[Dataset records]
◇ ◇ ◇
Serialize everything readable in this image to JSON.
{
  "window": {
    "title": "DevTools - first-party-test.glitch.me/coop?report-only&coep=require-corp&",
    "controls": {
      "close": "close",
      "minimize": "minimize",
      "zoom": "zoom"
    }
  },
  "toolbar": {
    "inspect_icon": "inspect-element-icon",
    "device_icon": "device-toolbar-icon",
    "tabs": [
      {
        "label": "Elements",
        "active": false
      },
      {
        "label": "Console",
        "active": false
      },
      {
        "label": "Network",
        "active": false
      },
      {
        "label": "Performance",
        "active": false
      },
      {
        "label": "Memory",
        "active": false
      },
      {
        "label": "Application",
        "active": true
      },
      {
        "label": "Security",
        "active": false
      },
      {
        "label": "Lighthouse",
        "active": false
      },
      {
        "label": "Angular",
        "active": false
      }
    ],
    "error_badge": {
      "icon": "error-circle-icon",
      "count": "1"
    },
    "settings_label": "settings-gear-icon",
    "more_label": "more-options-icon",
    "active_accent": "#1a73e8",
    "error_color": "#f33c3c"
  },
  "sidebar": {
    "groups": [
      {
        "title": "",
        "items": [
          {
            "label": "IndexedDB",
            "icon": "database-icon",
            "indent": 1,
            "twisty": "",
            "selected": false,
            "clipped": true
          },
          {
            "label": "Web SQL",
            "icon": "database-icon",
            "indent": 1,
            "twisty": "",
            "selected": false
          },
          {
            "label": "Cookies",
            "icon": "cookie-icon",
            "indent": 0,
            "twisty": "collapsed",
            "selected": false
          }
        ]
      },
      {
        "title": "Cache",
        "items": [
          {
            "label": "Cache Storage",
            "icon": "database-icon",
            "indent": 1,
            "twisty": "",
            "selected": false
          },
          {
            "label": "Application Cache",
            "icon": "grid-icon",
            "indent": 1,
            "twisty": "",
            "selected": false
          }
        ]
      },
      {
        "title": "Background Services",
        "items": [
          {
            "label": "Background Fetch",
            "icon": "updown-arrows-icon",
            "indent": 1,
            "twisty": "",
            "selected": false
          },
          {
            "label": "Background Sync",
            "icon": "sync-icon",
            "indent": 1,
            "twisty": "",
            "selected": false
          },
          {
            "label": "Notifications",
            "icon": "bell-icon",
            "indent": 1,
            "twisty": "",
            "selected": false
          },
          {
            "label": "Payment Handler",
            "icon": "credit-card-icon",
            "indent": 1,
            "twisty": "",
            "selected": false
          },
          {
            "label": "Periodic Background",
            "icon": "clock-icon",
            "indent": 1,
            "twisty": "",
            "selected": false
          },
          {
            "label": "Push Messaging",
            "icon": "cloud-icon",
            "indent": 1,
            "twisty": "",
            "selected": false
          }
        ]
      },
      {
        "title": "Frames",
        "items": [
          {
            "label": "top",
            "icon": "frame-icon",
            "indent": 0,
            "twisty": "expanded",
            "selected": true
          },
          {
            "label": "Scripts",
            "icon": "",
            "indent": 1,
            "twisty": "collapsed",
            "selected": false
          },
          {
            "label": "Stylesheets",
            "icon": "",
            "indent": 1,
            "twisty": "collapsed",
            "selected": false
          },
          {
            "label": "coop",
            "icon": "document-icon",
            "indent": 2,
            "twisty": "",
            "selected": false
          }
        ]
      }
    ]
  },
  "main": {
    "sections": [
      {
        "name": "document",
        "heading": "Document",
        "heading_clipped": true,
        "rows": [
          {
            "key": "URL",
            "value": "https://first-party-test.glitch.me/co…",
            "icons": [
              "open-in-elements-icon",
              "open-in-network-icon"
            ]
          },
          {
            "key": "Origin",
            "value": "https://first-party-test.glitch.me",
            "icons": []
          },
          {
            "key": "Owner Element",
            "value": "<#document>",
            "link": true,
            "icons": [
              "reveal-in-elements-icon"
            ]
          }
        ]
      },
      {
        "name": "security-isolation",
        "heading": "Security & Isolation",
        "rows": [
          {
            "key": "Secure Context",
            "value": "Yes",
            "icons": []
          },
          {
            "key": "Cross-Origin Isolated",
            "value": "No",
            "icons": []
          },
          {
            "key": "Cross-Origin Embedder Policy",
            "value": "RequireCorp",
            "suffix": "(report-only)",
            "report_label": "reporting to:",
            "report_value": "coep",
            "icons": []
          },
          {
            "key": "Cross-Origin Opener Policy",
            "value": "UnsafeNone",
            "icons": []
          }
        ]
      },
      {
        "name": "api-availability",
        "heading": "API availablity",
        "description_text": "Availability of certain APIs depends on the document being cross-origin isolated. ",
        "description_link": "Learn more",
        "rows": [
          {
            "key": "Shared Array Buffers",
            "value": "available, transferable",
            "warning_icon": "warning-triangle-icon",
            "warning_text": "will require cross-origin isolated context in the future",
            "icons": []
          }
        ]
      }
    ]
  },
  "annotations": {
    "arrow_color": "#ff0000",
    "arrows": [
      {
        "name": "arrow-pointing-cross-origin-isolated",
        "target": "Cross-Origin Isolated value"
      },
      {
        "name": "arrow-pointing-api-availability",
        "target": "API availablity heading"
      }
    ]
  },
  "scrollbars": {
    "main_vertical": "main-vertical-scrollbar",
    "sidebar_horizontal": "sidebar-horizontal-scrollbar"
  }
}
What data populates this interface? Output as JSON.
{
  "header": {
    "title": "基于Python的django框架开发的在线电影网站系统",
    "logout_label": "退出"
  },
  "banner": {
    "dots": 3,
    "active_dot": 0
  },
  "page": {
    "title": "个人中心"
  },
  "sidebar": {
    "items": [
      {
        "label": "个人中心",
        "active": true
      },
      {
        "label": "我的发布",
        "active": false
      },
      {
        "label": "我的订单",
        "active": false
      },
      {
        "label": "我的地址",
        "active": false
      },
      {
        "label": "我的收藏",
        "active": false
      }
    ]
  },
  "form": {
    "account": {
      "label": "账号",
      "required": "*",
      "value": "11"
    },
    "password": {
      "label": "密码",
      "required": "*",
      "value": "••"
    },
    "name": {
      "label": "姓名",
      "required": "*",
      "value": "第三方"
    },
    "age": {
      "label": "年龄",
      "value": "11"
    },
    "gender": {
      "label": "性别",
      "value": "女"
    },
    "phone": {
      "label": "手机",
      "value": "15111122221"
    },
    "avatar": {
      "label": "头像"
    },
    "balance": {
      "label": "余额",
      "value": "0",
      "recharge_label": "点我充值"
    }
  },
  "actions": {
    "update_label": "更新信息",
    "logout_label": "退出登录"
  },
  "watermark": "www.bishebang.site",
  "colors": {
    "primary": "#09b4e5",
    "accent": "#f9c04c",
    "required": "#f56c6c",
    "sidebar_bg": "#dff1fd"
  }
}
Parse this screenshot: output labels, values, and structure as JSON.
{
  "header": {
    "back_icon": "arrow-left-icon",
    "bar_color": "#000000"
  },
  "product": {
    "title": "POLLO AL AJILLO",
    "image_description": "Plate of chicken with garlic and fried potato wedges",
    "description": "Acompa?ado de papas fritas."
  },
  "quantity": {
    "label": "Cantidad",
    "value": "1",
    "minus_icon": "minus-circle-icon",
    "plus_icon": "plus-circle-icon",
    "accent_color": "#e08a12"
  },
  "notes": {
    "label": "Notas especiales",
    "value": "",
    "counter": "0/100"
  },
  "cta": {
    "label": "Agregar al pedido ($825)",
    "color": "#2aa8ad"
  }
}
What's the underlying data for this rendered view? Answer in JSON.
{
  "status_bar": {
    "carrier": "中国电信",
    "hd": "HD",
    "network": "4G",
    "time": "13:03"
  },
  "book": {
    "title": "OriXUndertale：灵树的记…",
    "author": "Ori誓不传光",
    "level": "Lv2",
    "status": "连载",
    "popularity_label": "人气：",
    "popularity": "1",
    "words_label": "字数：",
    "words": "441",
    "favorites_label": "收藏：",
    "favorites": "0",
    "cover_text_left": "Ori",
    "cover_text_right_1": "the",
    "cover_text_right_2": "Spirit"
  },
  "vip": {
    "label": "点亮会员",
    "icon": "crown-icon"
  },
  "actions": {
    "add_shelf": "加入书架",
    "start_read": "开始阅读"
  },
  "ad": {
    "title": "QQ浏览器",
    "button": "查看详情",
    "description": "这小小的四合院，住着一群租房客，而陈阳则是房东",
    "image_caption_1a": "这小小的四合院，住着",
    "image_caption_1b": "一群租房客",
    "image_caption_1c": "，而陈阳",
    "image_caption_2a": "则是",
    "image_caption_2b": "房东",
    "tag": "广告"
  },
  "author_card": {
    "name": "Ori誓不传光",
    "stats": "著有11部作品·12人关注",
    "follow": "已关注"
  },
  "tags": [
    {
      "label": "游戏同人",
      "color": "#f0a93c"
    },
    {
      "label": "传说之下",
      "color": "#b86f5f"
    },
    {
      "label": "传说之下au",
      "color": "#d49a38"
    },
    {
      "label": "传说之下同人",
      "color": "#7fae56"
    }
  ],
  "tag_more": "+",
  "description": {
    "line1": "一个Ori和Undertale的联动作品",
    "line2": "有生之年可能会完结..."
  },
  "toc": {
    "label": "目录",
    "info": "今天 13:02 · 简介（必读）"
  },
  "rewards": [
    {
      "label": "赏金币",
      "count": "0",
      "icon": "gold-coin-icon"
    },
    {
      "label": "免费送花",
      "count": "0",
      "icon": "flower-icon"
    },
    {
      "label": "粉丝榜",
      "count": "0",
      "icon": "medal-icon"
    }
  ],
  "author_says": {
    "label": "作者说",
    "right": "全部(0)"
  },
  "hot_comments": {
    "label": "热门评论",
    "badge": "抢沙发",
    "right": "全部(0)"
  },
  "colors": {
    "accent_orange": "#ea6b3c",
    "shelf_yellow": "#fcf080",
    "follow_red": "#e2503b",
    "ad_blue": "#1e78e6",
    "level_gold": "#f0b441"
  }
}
◇ ◇ ◇
## Given task:
Answer with one number: how many lines of the entries above include the word "Background".

## Solution to this task:
4